(Records from a dataset)
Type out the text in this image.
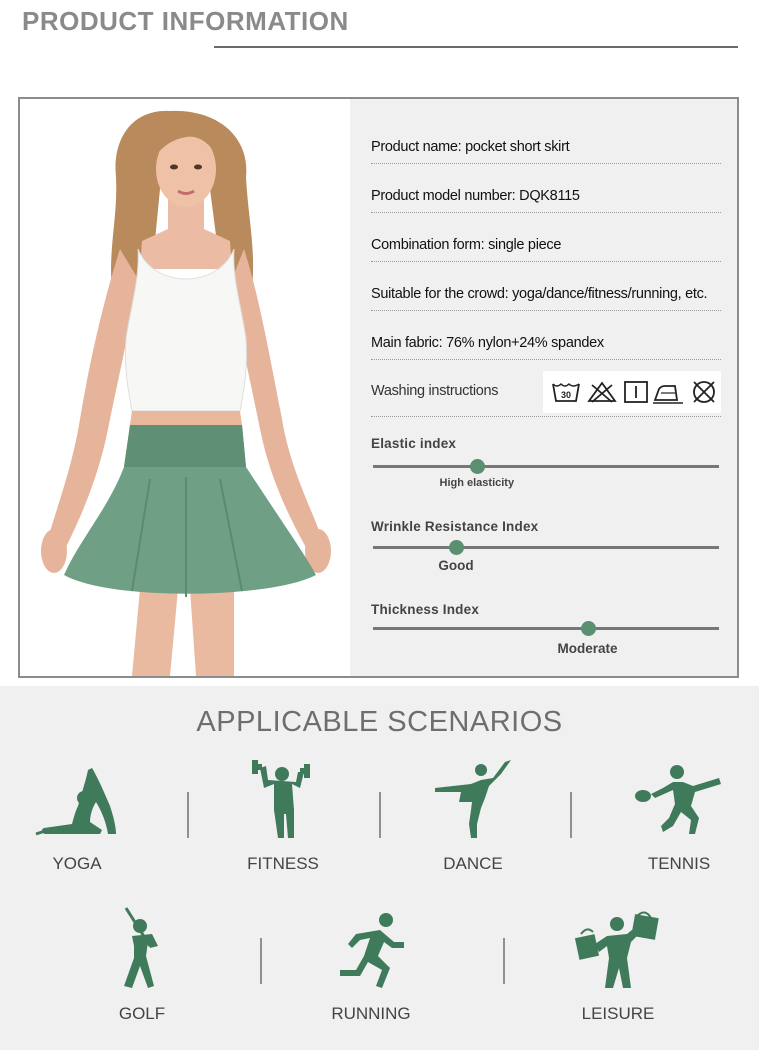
PRODUCT INFORMATION
Product name: pocket short skirt
Product model number: DQK8115
Combination form: single piece
Suitable for the crowd: yoga/dance/fitness/running, etc.
Main fabric: 76% nylon+24% spandex
Washing instructions	30
Elastic index
High elasticity
Wrinkle Resistance Index
Good
Thickness Index
Moderate
APPLICABLE SCENARIOS
YOGA	FITNESS	DANCE	TENNIS
GOLF	RUNNING	LEISURE
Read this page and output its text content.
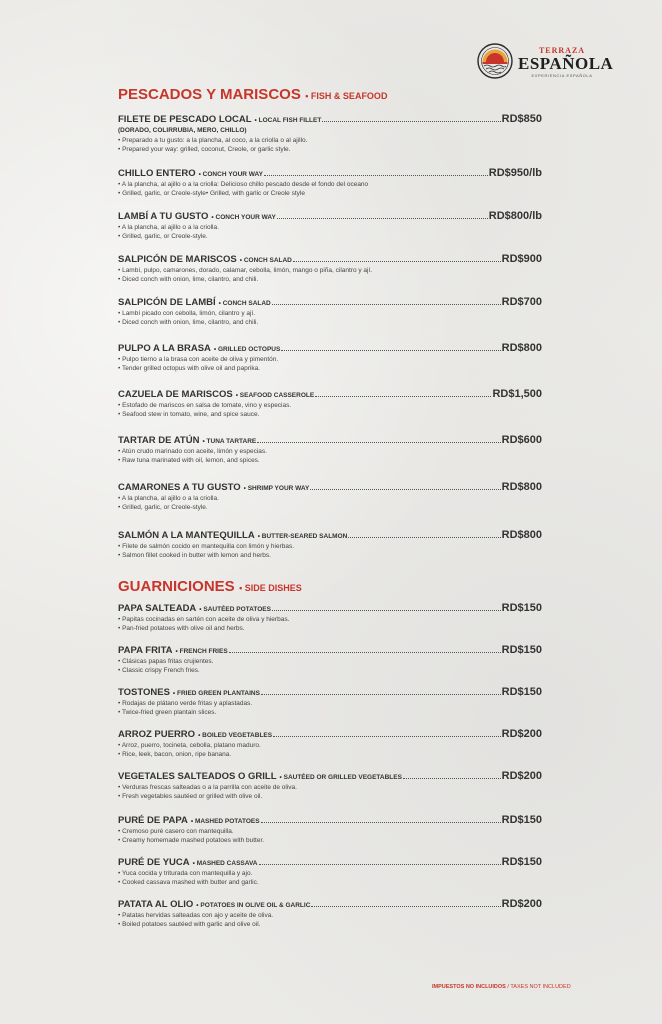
TERRAZA
ESPAÑOLA
EXPERIENCIA ESPAÑOLA
PESCADOS Y MARISCOS • FISH & SEAFOOD
FILETE DE PESCADO LOCAL • LOCAL FISH FILLET	RD$850
(DORADO, COLIRRUBIA, MERO, CHILLO)
• Preparado a tu gusto: a la plancha, al coco, a la criolla o al ajillo.
• Prepared your way: grilled, coconut, Creole, or garlic style.
CHILLO ENTERO • CONCH YOUR WAY	RD$950/lb
• A la plancha, al ajillo o a la criolla: Delicioso chillo pescado desde el fondo del oceano
• Grilled, garlic, or Creole-style• Grilled, with garlic or Creole style
LAMBÍ A TU GUSTO • CONCH YOUR WAY	RD$800/lb
• A la plancha, al ajillo o a la criolla.
• Grilled, garlic, or Creole-style.
SALPICÓN DE MARISCOS • CONCH SALAD	RD$900
• Lambí, pulpo, camarones, dorado, calamar, cebolla, limón, mango o piña, cilantro y ají.
• Diced conch with onion, lime, cilantro, and chili.
SALPICÓN DE LAMBÍ • CONCH SALAD	RD$700
• Lambí picado con cebolla, limón, cilantro y ají.
• Diced conch with onion, lime, cilantro, and chili.
PULPO A LA BRASA • GRILLED OCTOPUS	RD$800
• Pulpo tierno a la brasa con aceite de oliva y pimentón.
• Tender grilled octopus with olive oil and paprika.
CAZUELA DE MARISCOS • SEAFOOD CASSEROLE	RD$1,500
• Estofado de mariscos en salsa de tomate, vino y especias.
• Seafood stew in tomato, wine, and spice sauce.
TARTAR DE ATÚN • TUNA TARTARE	RD$600
• Atún crudo marinado con aceite, limón y especias.
• Raw tuna marinated with oil, lemon, and spices.
CAMARONES A TU GUSTO • SHRIMP YOUR WAY	RD$800
• A la plancha, al ajillo o a la criolla.
• Grilled, garlic, or Creole-style.
SALMÓN A LA MANTEQUILLA • BUTTER-SEARED SALMON	RD$800
• Filete de salmón cocido en mantequilla con limón y hierbas.
• Salmon fillet cooked in butter with lemon and herbs.
GUARNICIONES • SIDE DISHES
PAPA SALTEADA • SAUTÉED POTATOES	RD$150
• Papitas cocinadas en sartén con aceite de oliva y hierbas.
• Pan-fried potatoes with olive oil and herbs.
PAPA FRITA • FRENCH FRIES	RD$150
• Clásicas papas fritas crujientes.
• Classic crispy French fries.
TOSTONES • FRIED GREEN PLANTAINS	RD$150
• Rodajas de plátano verde fritas y aplastadas.
• Twice-fried green plantain slices.
ARROZ PUERRO • BOILED VEGETABLES	RD$200
• Arroz, puerro, tocineta, cebolla, platano maduro.
• Rice, leek, bacon, onion, ripe banana.
VEGETALES SALTEADOS O GRILL • SAUTÉED OR GRILLED VEGETABLES	RD$200
• Verduras frescas salteadas o a la parrilla con aceite de oliva.
• Fresh vegetables sautéed or grilled with olive oil.
PURÉ DE PAPA • MASHED POTATOES	RD$150
• Cremoso puré casero con mantequilla.
• Creamy homemade mashed potatoes with butter.
PURÉ DE YUCA • MASHED CASSAVA	RD$150
• Yuca cocida y triturada con mantequilla y ajo.
• Cooked cassava mashed with butter and garlic.
PATATA AL OLIO • POTATOES IN OLIVE OIL & GARLIC	RD$200
• Patatas hervidas salteadas con ajo y aceite de oliva.
• Boiled potatoes sautéed with garlic and olive oil.
IMPUESTOS NO INCLUIDOS / TAXES NOT INCLUDED
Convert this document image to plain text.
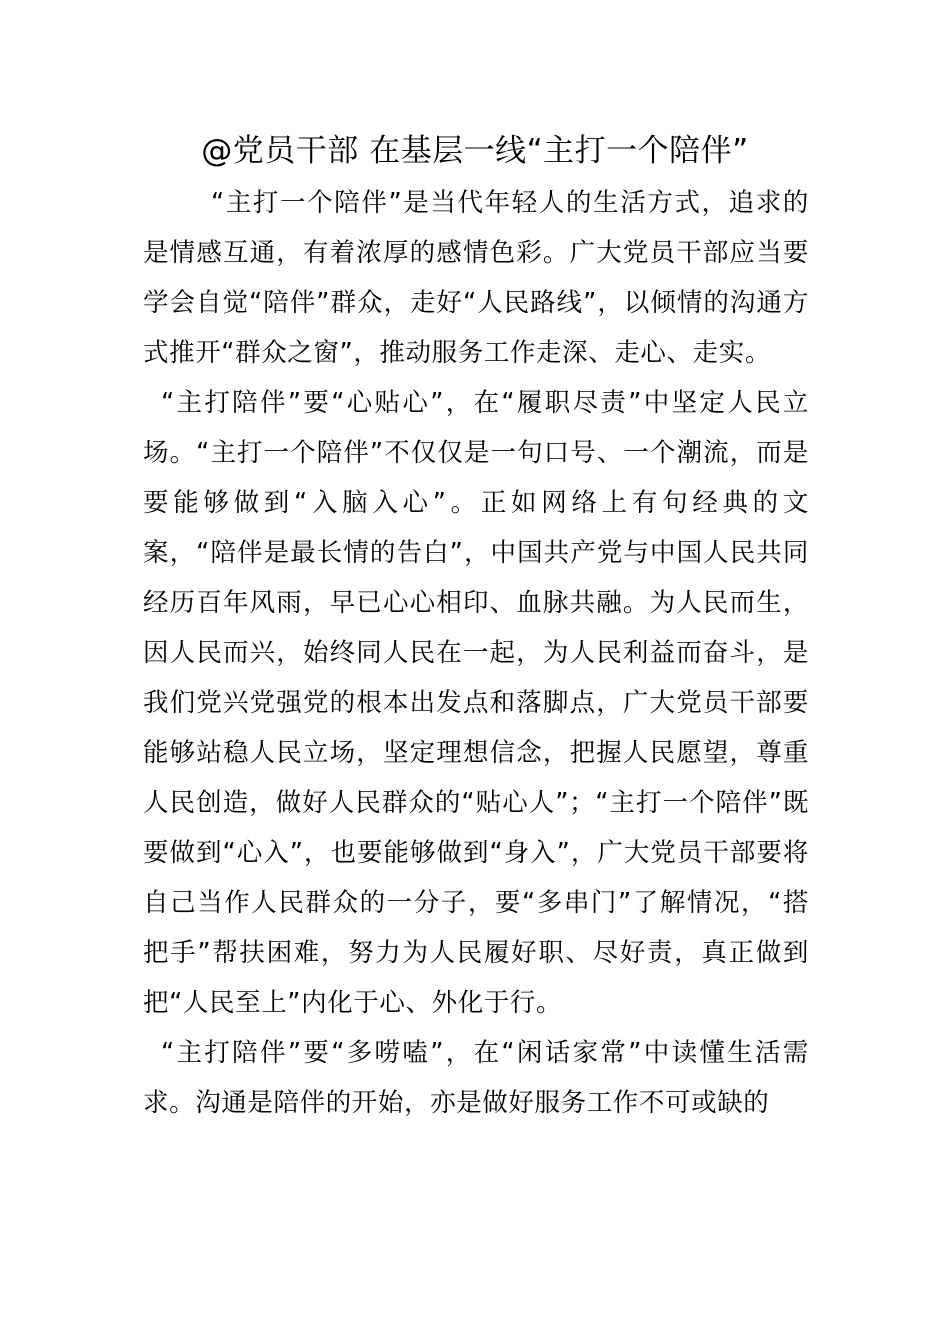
@党员干部 在基层一线“主打一个陪伴”

“主打一个陪伴”是当代年轻人的生活方式，追求的是情感互通，有着浓厚的感情色彩。广大党员干部应当要学会自觉“陪伴”群众，走好“人民路线”，以倾情的沟通方式推开“群众之窗”，推动服务工作走深、走心、走实。

“主打陪伴”要“心贴心”，在“履职尽责”中坚定人民立场。“主打一个陪伴”不仅仅是一句口号、一个潮流，而是要能够做到“入脑入心”。正如网络上有句经典的文案，“陪伴是最长情的告白”，中国共产党与中国人民共同经历百年风雨，早已心心相印、血脉共融。为人民而生，因人民而兴，始终同人民在一起，为人民利益而奋斗，是我们党兴党强党的根本出发点和落脚点，广大党员干部要能够站稳人民立场，坚定理想信念，把握人民愿望，尊重人民创造，做好人民群众的“贴心人”；“主打一个陪伴”既要做到“心入”，也要能够做到“身入”，广大党员干部要将自己当作人民群众的一分子，要“多串门”了解情况，“搭把手”帮扶困难，努力为人民履好职、尽好责，真正做到把“人民至上”内化于心、外化于行。

“主打陪伴”要“多唠嗑”，在“闲话家常”中读懂生活需求。沟通是陪伴的开始，亦是做好服务工作不可或缺的
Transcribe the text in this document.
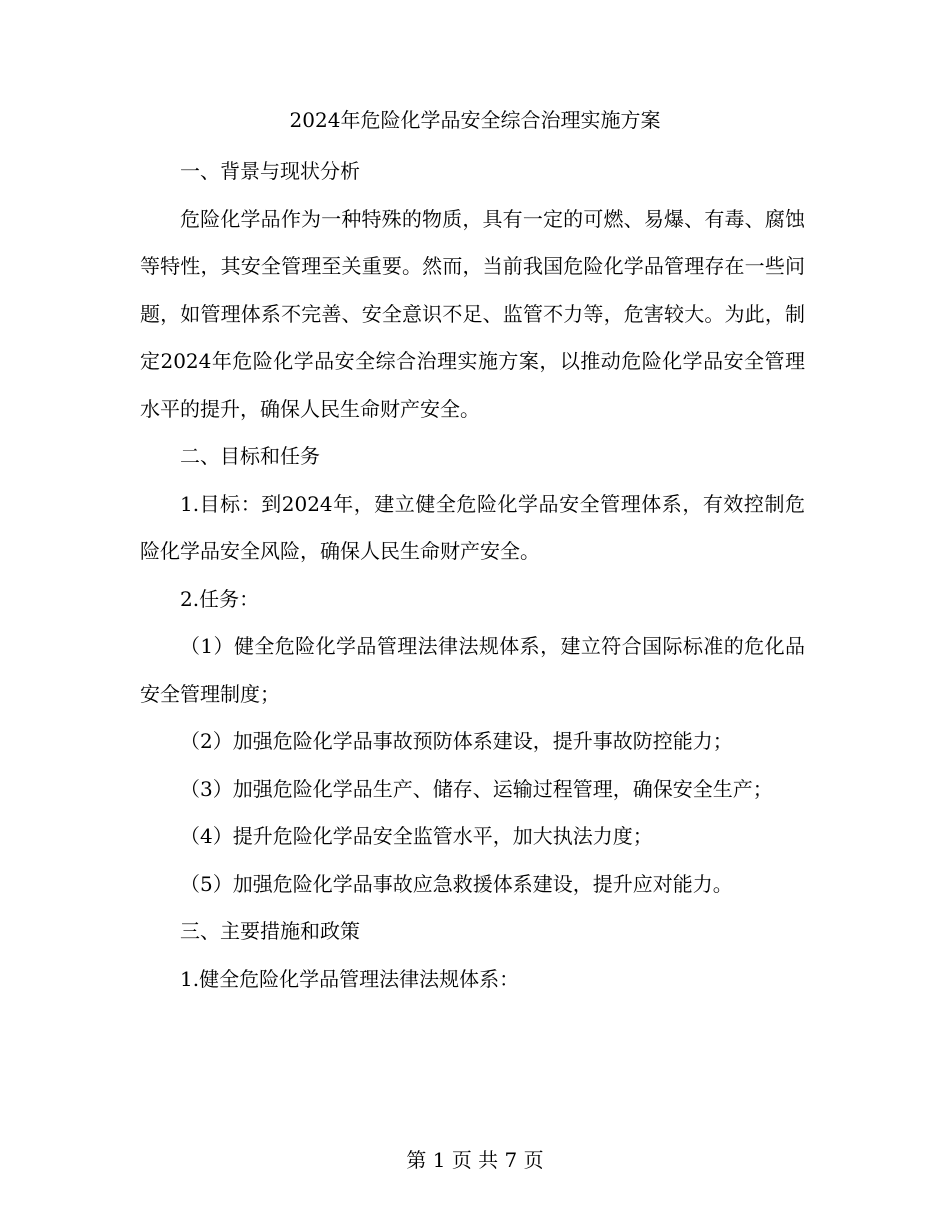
2024年危险化学品安全综合治理实施方案

一、背景与现状分析

危险化学品作为一种特殊的物质，具有一定的可燃、易爆、有毒、腐蚀等特性，其安全管理至关重要。然而，当前我国危险化学品管理存在一些问题，如管理体系不完善、安全意识不足、监管不力等，危害较大。为此，制定2024年危险化学品安全综合治理实施方案，以推动危险化学品安全管理水平的提升，确保人民生命财产安全。

二、目标和任务

1.目标：到2024年，建立健全危险化学品安全管理体系，有效控制危险化学品安全风险，确保人民生命财产安全。

2.任务：

（1）健全危险化学品管理法律法规体系，建立符合国际标准的危化品安全管理制度；

（2）加强危险化学品事故预防体系建设，提升事故防控能力；

（3）加强危险化学品生产、储存、运输过程管理，确保安全生产；

（4）提升危险化学品安全监管水平，加大执法力度；

（5）加强危险化学品事故应急救援体系建设，提升应对能力。

三、主要措施和政策

1.健全危险化学品管理法律法规体系：

第 1 页 共 7 页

### [EXERCISE GOAL]
Quote the preceding records in their entirety, excluding every picture.

### [OUTPUT BELOW]
Type out the text in this image.
PRODUCT INFORMATION
Product name: pocket short skirt
Product model number: DQK8115
Combination form: single piece
Suitable for the crowd: yoga/dance/fitness/running, etc.
Main fabric: 76% nylon+24% spandex
Washing instructions	30
Elastic index
High elasticity
Wrinkle Resistance Index
Good
Thickness Index
Moderate
APPLICABLE SCENARIOS
YOGA	FITNESS	DANCE	TENNIS
GOLF	RUNNING	LEISURE
Read this page and output its text content.
TERRAZA
ESPAÑOLA
EXPERIENCIA ESPAÑOLA
PESCADOS Y MARISCOS • FISH & SEAFOOD
FILETE DE PESCADO LOCAL • LOCAL FISH FILLET	RD$850
(DORADO, COLIRRUBIA, MERO, CHILLO)
• Preparado a tu gusto: a la plancha, al coco, a la criolla o al ajillo.
• Prepared your way: grilled, coconut, Creole, or garlic style.
CHILLO ENTERO • CONCH YOUR WAY	RD$950/lb
• A la plancha, al ajillo o a la criolla: Delicioso chillo pescado desde el fondo del oceano
• Grilled, garlic, or Creole-style• Grilled, with garlic or Creole style
LAMBÍ A TU GUSTO • CONCH YOUR WAY	RD$800/lb
• A la plancha, al ajillo o a la criolla.
• Grilled, garlic, or Creole-style.
SALPICÓN DE MARISCOS • CONCH SALAD	RD$900
• Lambí, pulpo, camarones, dorado, calamar, cebolla, limón, mango o piña, cilantro y ají.
• Diced conch with onion, lime, cilantro, and chili.
SALPICÓN DE LAMBÍ • CONCH SALAD	RD$700
• Lambí picado con cebolla, limón, cilantro y ají.
• Diced conch with onion, lime, cilantro, and chili.
PULPO A LA BRASA • GRILLED OCTOPUS	RD$800
• Pulpo tierno a la brasa con aceite de oliva y pimentón.
• Tender grilled octopus with olive oil and paprika.
CAZUELA DE MARISCOS • SEAFOOD CASSEROLE	RD$1,500
• Estofado de mariscos en salsa de tomate, vino y especias.
• Seafood stew in tomato, wine, and spice sauce.
TARTAR DE ATÚN • TUNA TARTARE	RD$600
• Atún crudo marinado con aceite, limón y especias.
• Raw tuna marinated with oil, lemon, and spices.
CAMARONES A TU GUSTO • SHRIMP YOUR WAY	RD$800
• A la plancha, al ajillo o a la criolla.
• Grilled, garlic, or Creole-style.
SALMÓN A LA MANTEQUILLA • BUTTER-SEARED SALMON	RD$800
• Filete de salmón cocido en mantequilla con limón y hierbas.
• Salmon fillet cooked in butter with lemon and herbs.
GUARNICIONES • SIDE DISHES
PAPA SALTEADA • SAUTÉED POTATOES	RD$150
• Papitas cocinadas en sartén con aceite de oliva y hierbas.
• Pan-fried potatoes with olive oil and herbs.
PAPA FRITA • FRENCH FRIES	RD$150
• Clásicas papas fritas crujientes.
• Classic crispy French fries.
TOSTONES • FRIED GREEN PLANTAINS	RD$150
• Rodajas de plátano verde fritas y aplastadas.
• Twice-fried green plantain slices.
ARROZ PUERRO • BOILED VEGETABLES	RD$200
• Arroz, puerro, tocineta, cebolla, platano maduro.
• Rice, leek, bacon, onion, ripe banana.
VEGETALES SALTEADOS O GRILL • SAUTÉED OR GRILLED VEGETABLES	RD$200
• Verduras frescas salteadas o a la parrilla con aceite de oliva.
• Fresh vegetables sautéed or grilled with olive oil.
PURÉ DE PAPA • MASHED POTATOES	RD$150
• Cremoso puré casero con mantequilla.
• Creamy homemade mashed potatoes with butter.
PURÉ DE YUCA • MASHED CASSAVA	RD$150
• Yuca cocida y triturada con mantequilla y ajo.
• Cooked cassava mashed with butter and garlic.
PATATA AL OLIO • POTATOES IN OLIVE OIL & GARLIC	RD$200
• Patatas hervidas salteadas con ajo y aceite de oliva.
• Boiled potatoes sautéed with garlic and olive oil.
IMPUESTOS NO INCLUIDOS / TAXES NOT INCLUDED
Convert this document image to plain text.
@党员干部 在基层一线“主打一个陪伴”

“主打一个陪伴”是当代年轻人的生活方式，追求的是情感互通，有着浓厚的感情色彩。广大党员干部应当要学会自觉“陪伴”群众，走好“人民路线”，以倾情的沟通方式推开“群众之窗”，推动服务工作走深、走心、走实。

“主打陪伴”要“心贴心”，在“履职尽责”中坚定人民立场。“主打一个陪伴”不仅仅是一句口号、一个潮流，而是要能够做到“入脑入心”。正如网络上有句经典的文案，“陪伴是最长情的告白”，中国共产党与中国人民共同经历百年风雨，早已心心相印、血脉共融。为人民而生，因人民而兴，始终同人民在一起，为人民利益而奋斗，是我们党兴党强党的根本出发点和落脚点，广大党员干部要能够站稳人民立场，坚定理想信念，把握人民愿望，尊重人民创造，做好人民群众的“贴心人”；“主打一个陪伴”既要做到“心入”，也要能够做到“身入”，广大党员干部要将自己当作人民群众的一分子，要“多串门”了解情况，“搭把手”帮扶困难，努力为人民履好职、尽好责，真正做到把“人民至上”内化于心、外化于行。

“主打陪伴”要“多唠嗑”，在“闲话家常”中读懂生活需求。沟通是陪伴的开始，亦是做好服务工作不可或缺的
Transcribe the text in this document.
2024年危险化学品安全综合治理实施方案

一、背景与现状分析

危险化学品作为一种特殊的物质，具有一定的可燃、易爆、有毒、腐蚀等特性，其安全管理至关重要。然而，当前我国危险化学品管理存在一些问题，如管理体系不完善、安全意识不足、监管不力等，危害较大。为此，制定2024年危险化学品安全综合治理实施方案，以推动危险化学品安全管理水平的提升，确保人民生命财产安全。

二、目标和任务

1.目标：到2024年，建立健全危险化学品安全管理体系，有效控制危险化学品安全风险，确保人民生命财产安全。

2.任务：

（1）健全危险化学品管理法律法规体系，建立符合国际标准的危化品安全管理制度；

（2）加强危险化学品事故预防体系建设，提升事故防控能力；

（3）加强危险化学品生产、储存、运输过程管理，确保安全生产；

（4）提升危险化学品安全监管水平，加大执法力度；

（5）加强危险化学品事故应急救援体系建设，提升应对能力。

三、主要措施和政策

1.健全危险化学品管理法律法规体系：

第 1 页 共 7 页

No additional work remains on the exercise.